__WHAT YOU WILL DO__:
Give the number of lines in the listing below that include the word "window", with nothing more.

__Dataset excerpts__:
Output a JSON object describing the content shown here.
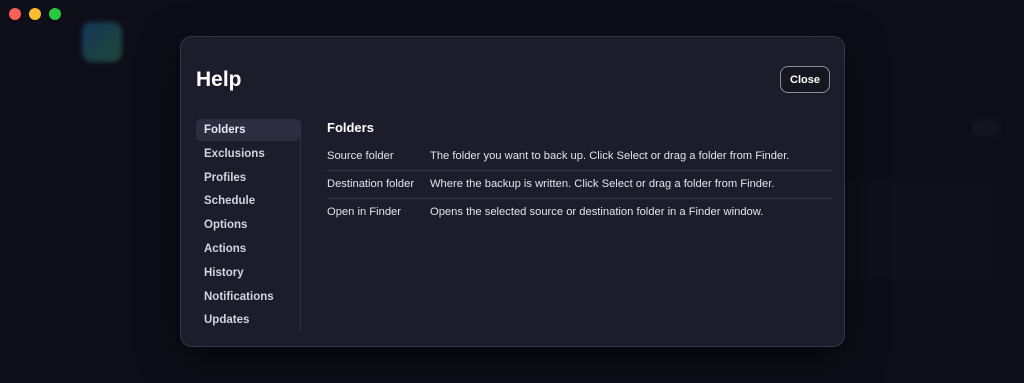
{
  "window": {
    "controls": [
      "close",
      "minimize",
      "zoom"
    ]
  },
  "help": {
    "title": "Help",
    "close_label": "Close",
    "nav": [
      {
        "label": "Folders",
        "active": true
      },
      {
        "label": "Exclusions",
        "active": false
      },
      {
        "label": "Profiles",
        "active": false
      },
      {
        "label": "Schedule",
        "active": false
      },
      {
        "label": "Options",
        "active": false
      },
      {
        "label": "Actions",
        "active": false
      },
      {
        "label": "History",
        "active": false
      },
      {
        "label": "Notifications",
        "active": false
      },
      {
        "label": "Updates",
        "active": false
      }
    ],
    "section": {
      "title": "Folders",
      "rows": [
        {
          "term": "Source folder",
          "description": "The folder you want to back up. Click Select or drag a folder from Finder."
        },
        {
          "term": "Destination folder",
          "description": "Where the backup is written. Click Select or drag a folder from Finder."
        },
        {
          "term": "Open in Finder",
          "description": "Opens the selected source or destination folder in a Finder window."
        }
      ]
    }
  },
  "colors": {
    "modal_bg": "#1c1c2b",
    "active_nav_bg": "#2c2d40",
    "traffic_red": "#fe5f57",
    "traffic_yellow": "#febc2e",
    "traffic_green": "#28c840"
  }
}
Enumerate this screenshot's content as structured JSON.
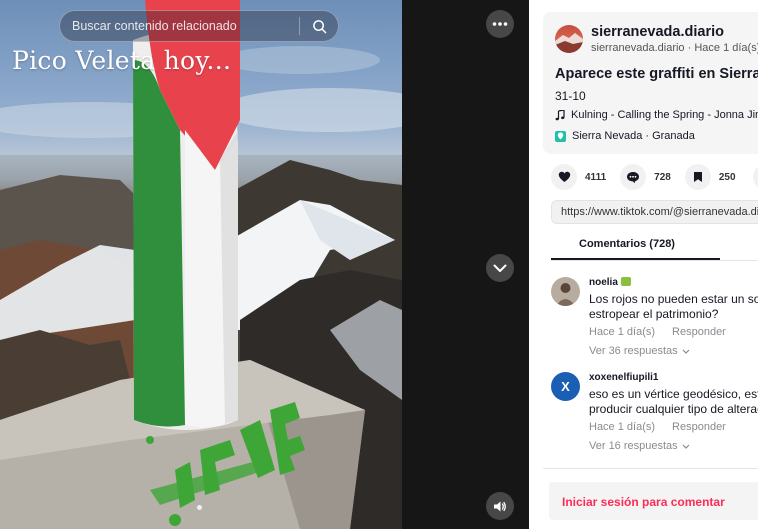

__COMPLETED TASK__:
2